Exercise description:
Report how many lines in the records below contain the word "рядов". Give only the number.

+===+

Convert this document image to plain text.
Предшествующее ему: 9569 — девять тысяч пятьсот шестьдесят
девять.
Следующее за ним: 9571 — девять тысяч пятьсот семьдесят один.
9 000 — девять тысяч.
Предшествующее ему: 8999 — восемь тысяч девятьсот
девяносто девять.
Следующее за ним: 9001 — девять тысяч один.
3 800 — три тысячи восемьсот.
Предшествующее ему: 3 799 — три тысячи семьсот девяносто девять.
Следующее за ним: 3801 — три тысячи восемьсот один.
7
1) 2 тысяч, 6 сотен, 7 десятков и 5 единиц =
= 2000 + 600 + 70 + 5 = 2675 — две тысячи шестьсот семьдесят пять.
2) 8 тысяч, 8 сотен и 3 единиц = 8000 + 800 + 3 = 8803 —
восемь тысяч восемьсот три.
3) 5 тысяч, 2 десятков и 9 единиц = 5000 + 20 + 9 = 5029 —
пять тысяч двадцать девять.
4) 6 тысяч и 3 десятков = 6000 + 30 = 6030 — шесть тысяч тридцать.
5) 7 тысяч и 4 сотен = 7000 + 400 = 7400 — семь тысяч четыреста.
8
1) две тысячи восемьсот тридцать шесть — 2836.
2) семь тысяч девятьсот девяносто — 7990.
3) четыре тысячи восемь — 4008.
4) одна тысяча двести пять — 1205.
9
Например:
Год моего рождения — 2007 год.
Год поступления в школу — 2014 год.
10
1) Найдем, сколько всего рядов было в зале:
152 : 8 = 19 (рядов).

+===+

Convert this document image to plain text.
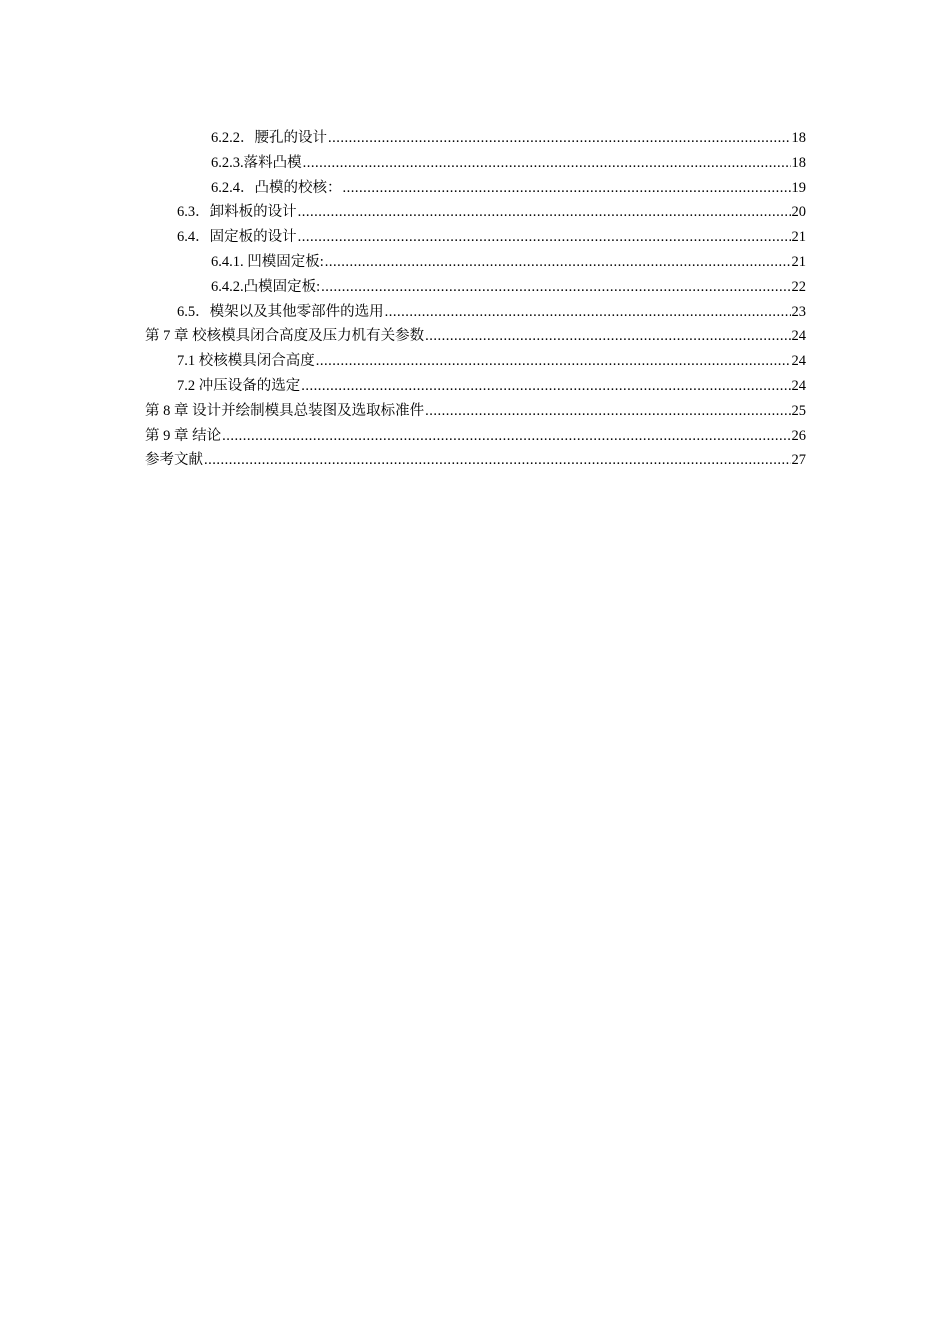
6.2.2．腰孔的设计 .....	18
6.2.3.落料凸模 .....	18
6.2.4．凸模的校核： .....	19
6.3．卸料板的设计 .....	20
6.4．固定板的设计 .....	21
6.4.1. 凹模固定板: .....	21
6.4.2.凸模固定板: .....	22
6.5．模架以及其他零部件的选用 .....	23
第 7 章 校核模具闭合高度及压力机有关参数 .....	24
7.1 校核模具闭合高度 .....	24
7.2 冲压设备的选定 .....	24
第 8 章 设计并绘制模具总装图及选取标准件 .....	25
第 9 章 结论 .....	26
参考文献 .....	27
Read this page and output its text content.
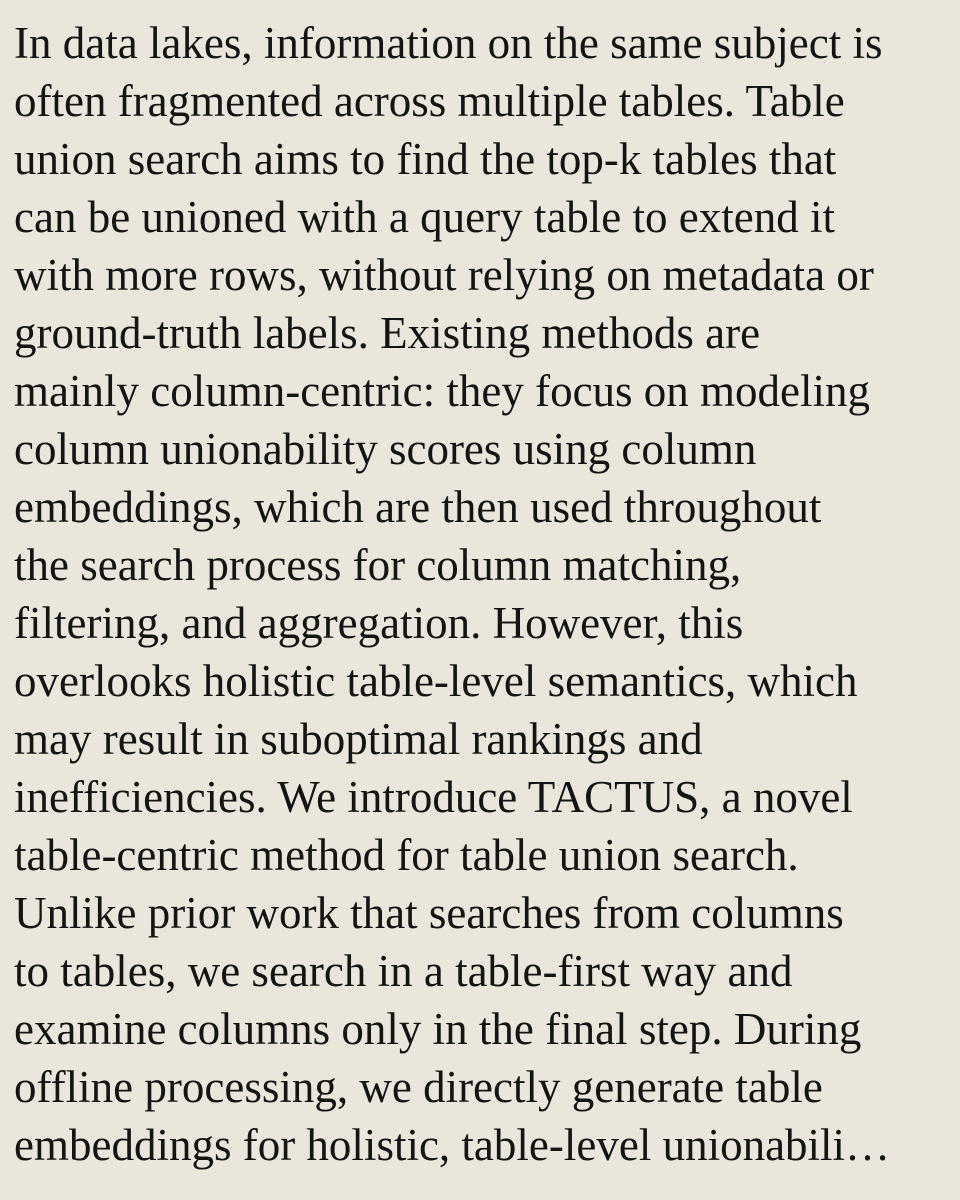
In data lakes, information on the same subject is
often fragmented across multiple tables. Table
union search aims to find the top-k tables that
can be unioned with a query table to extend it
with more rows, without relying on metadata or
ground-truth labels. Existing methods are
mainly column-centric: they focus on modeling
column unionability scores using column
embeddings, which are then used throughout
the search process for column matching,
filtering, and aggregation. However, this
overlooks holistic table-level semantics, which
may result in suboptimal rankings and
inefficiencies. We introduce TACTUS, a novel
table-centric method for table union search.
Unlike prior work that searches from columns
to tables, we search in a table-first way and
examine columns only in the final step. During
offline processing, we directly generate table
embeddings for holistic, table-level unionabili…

+===+

Output of the task:
2